Each entry below should be echoed exactly, with pictures omitted.
━━━ PROVIDED ENTRIES ━━━
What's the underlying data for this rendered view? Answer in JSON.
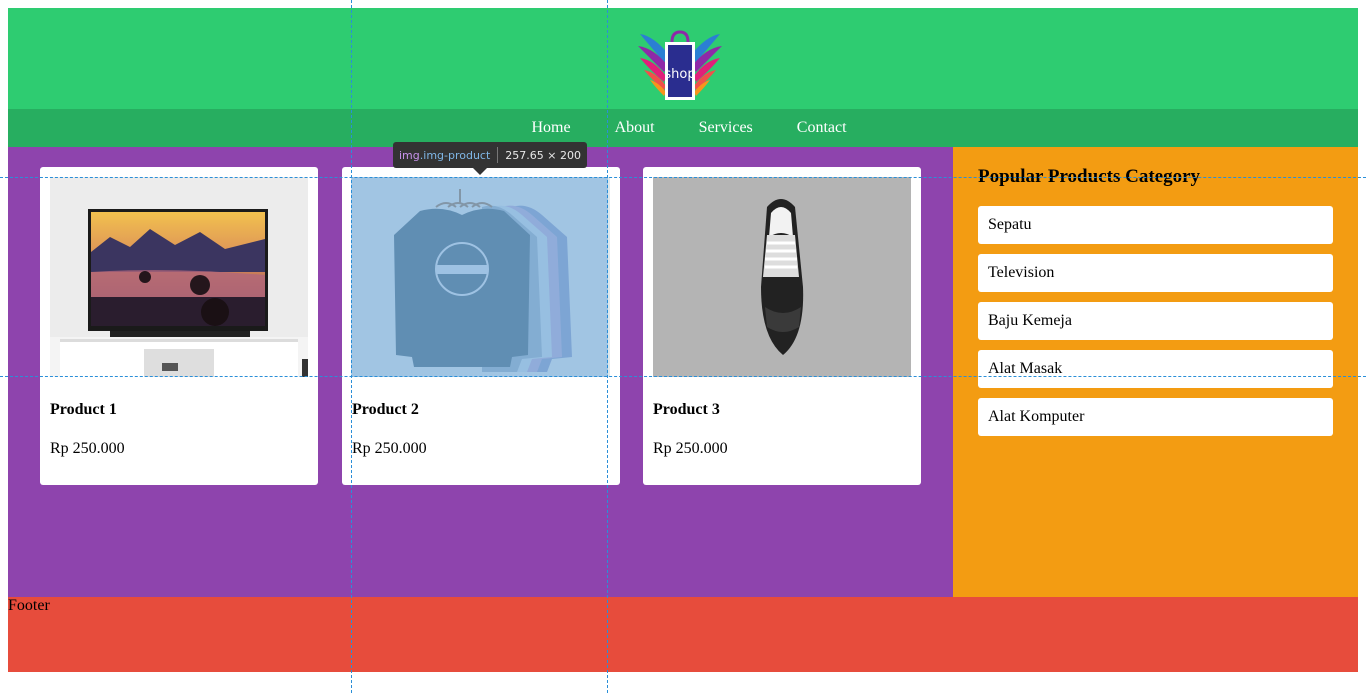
{
  "header": {
    "logo_text": "shop"
  },
  "nav": {
    "items": [
      "Home",
      "About",
      "Services",
      "Contact"
    ]
  },
  "products": [
    {
      "title": "Product 1",
      "price": "Rp 250.000",
      "image": "television-icon"
    },
    {
      "title": "Product 2",
      "price": "Rp 250.000",
      "image": "sweater-icon"
    },
    {
      "title": "Product 3",
      "price": "Rp 250.000",
      "image": "sneaker-icon"
    }
  ],
  "sidebar": {
    "title": "Popular Products Category",
    "categories": [
      "Sepatu",
      "Television",
      "Baju Kemeja",
      "Alat Masak",
      "Alat Komputer"
    ]
  },
  "footer": {
    "text": "Footer"
  },
  "devtools": {
    "tag": "img",
    "class": ".img-product",
    "dimensions": "257.65 × 200"
  },
  "colors": {
    "header": "#2ecc71",
    "nav": "#27ae60",
    "main": "#8e44ad",
    "aside": "#f39c12",
    "footer": "#e74c3c"
  }
}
━━━
RESULT BELOW
What's the underlying data for this rendered view? Answer in JSON.
{
  "header": {
    "logo_text": "shop"
  },
  "nav": {
    "items": [
      "Home",
      "About",
      "Services",
      "Contact"
    ]
  },
  "products": [
    {
      "title": "Product 1",
      "price": "Rp 250.000",
      "image": "television-icon"
    },
    {
      "title": "Product 2",
      "price": "Rp 250.000",
      "image": "sweater-icon"
    },
    {
      "title": "Product 3",
      "price": "Rp 250.000",
      "image": "sneaker-icon"
    }
  ],
  "sidebar": {
    "title": "Popular Products Category",
    "categories": [
      "Sepatu",
      "Television",
      "Baju Kemeja",
      "Alat Masak",
      "Alat Komputer"
    ]
  },
  "footer": {
    "text": "Footer"
  },
  "devtools": {
    "tag": "img",
    "class": ".img-product",
    "dimensions": "257.65 × 200"
  },
  "colors": {
    "header": "#2ecc71",
    "nav": "#27ae60",
    "main": "#8e44ad",
    "aside": "#f39c12",
    "footer": "#e74c3c"
  }
}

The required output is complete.